** Task **
Below are some entries. Copy each line that holds the string "score".

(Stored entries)
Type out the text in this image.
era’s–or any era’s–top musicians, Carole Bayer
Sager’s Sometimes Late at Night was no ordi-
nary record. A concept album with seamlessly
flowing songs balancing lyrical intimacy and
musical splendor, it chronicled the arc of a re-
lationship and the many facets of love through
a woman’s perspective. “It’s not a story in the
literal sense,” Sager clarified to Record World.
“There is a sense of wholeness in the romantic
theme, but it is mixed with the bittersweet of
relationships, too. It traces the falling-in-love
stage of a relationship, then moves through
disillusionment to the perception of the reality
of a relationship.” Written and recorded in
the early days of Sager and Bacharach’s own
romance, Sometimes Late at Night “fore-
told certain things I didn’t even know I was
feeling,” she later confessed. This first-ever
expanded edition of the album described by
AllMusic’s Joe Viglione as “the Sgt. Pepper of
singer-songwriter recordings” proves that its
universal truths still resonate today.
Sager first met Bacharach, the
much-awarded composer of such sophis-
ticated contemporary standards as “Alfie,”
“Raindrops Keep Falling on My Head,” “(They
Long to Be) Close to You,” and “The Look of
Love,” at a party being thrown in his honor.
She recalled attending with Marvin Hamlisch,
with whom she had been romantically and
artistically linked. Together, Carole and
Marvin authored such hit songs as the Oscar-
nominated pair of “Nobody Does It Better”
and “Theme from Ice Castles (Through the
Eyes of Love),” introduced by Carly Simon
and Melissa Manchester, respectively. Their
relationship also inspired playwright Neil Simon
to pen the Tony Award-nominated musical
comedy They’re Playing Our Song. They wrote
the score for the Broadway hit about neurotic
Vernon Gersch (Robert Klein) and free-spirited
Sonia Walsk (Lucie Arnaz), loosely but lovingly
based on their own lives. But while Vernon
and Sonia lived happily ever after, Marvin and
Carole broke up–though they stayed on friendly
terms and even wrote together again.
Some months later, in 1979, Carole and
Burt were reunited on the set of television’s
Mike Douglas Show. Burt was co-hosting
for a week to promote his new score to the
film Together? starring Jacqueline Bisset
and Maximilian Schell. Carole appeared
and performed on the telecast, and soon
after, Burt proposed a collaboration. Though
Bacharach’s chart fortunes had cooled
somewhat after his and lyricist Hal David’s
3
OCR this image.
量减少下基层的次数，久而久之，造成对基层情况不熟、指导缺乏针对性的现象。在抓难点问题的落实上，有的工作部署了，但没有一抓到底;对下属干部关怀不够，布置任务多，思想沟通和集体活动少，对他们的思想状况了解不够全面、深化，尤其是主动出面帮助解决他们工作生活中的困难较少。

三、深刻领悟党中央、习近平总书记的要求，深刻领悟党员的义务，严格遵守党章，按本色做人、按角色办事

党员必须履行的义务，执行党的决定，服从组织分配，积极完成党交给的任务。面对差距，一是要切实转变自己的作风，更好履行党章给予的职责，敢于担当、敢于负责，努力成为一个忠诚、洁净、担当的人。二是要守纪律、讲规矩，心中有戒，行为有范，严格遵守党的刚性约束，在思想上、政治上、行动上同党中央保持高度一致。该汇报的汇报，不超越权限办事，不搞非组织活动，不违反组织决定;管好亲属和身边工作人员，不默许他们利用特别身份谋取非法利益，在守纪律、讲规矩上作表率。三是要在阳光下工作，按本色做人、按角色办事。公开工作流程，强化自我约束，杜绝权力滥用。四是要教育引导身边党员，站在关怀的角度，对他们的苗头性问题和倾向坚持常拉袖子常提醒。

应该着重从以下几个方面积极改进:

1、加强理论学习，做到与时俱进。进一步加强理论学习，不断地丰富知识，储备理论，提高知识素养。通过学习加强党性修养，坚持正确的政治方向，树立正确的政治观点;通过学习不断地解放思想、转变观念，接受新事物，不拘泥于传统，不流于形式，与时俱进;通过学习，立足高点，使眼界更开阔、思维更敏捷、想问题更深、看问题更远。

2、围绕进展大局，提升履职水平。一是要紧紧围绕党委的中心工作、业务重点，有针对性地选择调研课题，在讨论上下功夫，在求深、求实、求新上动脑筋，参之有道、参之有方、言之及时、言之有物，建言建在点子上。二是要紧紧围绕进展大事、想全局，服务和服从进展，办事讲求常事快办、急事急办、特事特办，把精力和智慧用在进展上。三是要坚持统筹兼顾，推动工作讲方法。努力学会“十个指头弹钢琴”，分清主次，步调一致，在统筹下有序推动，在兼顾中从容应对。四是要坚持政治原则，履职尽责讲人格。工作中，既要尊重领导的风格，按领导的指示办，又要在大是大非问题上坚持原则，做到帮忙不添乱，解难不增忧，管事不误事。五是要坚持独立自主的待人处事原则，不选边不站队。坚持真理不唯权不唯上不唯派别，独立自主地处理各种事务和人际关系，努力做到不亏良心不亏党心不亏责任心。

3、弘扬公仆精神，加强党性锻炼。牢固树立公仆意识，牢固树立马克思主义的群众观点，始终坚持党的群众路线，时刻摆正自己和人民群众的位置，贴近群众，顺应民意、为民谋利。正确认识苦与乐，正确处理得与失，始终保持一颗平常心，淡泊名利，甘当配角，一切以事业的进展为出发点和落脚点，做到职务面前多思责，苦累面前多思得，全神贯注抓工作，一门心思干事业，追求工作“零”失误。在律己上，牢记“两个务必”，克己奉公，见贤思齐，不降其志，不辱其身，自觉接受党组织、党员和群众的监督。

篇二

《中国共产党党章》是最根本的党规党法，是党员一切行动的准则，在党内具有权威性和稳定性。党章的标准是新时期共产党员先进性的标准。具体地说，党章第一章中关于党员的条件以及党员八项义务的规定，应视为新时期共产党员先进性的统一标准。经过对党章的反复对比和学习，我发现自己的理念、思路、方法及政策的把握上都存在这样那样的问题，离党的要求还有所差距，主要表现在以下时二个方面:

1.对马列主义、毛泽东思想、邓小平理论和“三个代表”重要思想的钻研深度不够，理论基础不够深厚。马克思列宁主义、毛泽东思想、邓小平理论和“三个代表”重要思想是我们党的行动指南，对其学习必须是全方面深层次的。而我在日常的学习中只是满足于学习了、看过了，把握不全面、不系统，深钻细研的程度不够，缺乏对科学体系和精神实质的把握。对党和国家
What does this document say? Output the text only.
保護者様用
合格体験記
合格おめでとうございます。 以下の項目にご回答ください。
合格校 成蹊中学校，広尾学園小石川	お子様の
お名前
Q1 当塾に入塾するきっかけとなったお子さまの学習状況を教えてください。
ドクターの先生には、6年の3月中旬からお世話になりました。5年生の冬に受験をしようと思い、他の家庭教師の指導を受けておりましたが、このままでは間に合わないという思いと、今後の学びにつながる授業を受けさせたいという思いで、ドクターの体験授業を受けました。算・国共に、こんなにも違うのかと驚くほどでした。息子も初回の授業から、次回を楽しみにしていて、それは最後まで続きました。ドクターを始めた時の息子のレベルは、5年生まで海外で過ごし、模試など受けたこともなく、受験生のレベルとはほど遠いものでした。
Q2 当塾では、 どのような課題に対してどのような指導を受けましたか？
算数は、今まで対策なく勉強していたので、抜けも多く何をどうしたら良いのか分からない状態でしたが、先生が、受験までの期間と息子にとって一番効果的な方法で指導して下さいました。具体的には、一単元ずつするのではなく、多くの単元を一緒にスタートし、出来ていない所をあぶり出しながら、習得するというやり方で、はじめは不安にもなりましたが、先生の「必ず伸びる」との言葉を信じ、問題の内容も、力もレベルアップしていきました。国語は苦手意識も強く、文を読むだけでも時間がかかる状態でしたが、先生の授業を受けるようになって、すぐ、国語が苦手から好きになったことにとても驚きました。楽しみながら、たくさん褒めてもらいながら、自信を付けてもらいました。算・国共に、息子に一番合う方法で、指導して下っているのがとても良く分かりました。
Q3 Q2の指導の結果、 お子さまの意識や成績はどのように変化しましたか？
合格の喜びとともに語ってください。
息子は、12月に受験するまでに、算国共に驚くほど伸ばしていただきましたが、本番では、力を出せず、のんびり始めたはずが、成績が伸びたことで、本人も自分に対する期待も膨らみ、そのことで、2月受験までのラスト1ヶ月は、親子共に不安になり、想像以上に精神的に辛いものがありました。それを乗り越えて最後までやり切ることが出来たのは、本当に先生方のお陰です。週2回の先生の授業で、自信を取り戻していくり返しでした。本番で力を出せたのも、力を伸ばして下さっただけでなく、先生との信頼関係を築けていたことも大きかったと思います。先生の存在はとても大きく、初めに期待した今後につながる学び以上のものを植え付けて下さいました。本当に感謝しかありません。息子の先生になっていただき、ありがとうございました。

** Complete response **
the score for the Broadway hit about neurotic
for a week to promote his new score to the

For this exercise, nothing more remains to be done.